Challenge
Output a single figure: the number of lines in which the word "hundred" appears.

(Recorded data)
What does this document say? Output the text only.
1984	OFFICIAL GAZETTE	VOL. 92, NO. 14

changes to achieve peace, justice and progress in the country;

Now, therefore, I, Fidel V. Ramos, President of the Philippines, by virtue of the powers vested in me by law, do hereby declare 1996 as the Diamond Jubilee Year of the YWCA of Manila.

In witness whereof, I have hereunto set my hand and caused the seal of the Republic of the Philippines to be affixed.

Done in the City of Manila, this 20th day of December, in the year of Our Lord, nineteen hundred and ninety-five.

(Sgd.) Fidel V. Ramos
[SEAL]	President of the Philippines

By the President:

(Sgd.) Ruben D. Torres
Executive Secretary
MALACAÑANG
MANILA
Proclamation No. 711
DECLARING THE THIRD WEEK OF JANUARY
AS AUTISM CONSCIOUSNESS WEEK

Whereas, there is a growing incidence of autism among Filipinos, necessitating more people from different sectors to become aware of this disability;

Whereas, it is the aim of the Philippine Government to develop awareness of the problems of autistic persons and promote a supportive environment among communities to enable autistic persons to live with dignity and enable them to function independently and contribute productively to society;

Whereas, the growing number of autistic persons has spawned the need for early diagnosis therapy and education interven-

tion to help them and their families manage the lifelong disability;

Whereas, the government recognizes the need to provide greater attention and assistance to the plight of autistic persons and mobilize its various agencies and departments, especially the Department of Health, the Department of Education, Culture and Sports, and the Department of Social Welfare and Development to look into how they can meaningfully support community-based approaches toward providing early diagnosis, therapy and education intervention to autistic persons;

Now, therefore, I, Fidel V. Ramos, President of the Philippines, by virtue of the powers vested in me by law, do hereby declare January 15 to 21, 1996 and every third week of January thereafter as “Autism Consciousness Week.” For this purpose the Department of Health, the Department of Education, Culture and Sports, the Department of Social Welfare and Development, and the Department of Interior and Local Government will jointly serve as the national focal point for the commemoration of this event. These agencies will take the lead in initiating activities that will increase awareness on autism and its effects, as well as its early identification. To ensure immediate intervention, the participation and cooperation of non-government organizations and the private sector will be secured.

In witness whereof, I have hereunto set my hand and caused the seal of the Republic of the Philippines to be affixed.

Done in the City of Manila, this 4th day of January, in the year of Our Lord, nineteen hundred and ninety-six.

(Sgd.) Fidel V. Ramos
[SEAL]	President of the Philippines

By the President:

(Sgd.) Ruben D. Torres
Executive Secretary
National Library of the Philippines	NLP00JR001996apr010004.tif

The answer
2